(Records from a data collection)
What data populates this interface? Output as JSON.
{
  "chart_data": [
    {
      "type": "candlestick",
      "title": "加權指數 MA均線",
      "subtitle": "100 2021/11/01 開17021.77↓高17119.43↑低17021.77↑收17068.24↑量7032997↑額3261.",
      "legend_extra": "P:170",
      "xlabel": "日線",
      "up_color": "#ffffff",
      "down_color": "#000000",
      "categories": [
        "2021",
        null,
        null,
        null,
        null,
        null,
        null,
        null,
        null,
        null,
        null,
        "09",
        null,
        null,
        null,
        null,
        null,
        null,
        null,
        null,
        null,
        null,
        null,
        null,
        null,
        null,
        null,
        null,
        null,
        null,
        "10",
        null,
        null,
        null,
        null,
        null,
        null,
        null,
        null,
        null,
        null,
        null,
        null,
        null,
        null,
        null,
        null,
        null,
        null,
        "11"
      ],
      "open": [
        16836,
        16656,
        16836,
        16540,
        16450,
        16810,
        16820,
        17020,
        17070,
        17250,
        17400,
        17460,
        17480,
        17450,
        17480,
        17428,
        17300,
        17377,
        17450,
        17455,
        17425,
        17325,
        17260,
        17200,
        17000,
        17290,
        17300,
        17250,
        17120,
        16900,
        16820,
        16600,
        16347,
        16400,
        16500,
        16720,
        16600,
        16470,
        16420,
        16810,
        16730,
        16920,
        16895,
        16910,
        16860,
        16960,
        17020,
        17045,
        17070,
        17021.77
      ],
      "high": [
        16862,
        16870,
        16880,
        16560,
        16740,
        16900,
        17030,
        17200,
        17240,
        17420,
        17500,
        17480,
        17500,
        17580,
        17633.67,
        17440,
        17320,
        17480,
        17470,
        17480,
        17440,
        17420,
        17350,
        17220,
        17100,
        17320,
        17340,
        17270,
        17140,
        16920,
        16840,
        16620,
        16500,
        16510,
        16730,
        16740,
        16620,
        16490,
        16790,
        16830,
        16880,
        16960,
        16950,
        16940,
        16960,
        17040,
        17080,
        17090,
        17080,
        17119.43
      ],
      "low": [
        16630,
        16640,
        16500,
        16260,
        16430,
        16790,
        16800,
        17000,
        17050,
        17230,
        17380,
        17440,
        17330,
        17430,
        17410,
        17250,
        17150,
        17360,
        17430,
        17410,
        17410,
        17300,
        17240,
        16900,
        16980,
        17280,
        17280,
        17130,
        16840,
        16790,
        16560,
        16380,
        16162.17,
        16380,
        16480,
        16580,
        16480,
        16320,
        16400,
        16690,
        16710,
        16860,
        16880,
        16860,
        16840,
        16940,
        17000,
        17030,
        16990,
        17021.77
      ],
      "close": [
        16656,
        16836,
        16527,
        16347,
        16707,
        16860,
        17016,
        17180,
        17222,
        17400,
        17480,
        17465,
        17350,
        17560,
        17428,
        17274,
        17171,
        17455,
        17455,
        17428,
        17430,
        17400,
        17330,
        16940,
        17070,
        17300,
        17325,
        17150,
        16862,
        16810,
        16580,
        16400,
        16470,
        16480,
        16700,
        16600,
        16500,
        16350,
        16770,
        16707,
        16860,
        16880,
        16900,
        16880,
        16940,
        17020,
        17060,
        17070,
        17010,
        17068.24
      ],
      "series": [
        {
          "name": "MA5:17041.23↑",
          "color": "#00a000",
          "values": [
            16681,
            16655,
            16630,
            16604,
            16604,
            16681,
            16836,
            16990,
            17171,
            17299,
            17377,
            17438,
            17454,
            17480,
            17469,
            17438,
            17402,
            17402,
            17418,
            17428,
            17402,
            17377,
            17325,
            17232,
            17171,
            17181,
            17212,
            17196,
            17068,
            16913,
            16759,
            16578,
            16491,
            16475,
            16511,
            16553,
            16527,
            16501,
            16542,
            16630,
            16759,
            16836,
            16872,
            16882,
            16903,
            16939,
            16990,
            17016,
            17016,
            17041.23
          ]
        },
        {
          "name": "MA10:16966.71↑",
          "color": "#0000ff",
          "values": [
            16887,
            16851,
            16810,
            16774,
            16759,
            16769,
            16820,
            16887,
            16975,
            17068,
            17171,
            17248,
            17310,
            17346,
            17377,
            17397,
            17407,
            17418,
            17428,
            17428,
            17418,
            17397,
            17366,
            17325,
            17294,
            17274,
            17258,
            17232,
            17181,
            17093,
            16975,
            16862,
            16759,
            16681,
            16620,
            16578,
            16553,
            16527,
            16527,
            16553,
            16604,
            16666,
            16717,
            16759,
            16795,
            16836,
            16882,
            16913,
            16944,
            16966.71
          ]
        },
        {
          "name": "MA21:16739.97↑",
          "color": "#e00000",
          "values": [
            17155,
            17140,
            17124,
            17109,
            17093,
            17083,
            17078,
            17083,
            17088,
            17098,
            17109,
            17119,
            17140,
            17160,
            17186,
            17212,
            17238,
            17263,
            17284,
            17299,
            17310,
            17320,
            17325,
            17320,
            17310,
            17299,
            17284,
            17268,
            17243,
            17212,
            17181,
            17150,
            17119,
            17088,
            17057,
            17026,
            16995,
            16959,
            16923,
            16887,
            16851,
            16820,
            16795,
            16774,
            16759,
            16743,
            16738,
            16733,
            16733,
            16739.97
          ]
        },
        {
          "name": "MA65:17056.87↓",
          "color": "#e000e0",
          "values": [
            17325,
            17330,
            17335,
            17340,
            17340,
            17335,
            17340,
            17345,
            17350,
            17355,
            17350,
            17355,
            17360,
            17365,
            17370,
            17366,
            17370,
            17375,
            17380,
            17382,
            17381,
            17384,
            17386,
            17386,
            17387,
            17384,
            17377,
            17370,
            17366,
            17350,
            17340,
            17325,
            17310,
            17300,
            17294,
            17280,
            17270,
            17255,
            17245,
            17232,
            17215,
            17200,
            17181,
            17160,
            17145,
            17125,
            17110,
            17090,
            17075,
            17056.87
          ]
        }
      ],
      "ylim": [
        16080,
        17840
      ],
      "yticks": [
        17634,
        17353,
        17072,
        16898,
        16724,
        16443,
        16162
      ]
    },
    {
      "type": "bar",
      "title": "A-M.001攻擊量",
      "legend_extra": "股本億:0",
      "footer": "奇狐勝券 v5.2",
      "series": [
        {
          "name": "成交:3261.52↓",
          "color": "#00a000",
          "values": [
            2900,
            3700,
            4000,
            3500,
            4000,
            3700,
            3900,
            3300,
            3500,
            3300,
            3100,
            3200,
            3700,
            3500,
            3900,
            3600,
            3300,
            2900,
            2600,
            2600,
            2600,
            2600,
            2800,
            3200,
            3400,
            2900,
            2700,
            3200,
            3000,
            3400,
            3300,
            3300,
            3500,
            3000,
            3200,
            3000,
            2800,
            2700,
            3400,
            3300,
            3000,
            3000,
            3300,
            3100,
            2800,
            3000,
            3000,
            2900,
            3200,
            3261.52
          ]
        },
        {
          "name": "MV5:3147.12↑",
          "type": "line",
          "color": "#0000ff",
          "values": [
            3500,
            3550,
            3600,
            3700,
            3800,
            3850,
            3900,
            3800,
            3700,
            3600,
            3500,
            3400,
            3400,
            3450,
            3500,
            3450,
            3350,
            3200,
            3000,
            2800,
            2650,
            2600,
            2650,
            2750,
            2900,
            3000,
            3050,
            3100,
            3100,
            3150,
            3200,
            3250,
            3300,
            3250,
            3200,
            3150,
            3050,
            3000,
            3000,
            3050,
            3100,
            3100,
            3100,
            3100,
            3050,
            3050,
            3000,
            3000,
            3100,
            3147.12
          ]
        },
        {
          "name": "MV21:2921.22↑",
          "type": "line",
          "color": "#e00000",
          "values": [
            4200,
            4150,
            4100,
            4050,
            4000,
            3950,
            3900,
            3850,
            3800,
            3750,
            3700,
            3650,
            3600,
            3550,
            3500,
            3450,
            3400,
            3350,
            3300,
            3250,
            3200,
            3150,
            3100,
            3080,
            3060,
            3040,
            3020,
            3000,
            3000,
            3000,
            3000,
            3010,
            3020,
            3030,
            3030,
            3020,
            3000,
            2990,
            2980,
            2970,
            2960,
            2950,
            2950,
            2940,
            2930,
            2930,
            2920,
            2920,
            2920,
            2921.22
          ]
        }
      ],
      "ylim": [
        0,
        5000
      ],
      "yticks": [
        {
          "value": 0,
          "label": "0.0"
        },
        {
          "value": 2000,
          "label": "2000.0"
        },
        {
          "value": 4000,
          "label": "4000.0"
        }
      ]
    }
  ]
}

• What the task requires: Tally the lines of the listing that include "type". Reply with nothing but the count.

• Exercise output: 4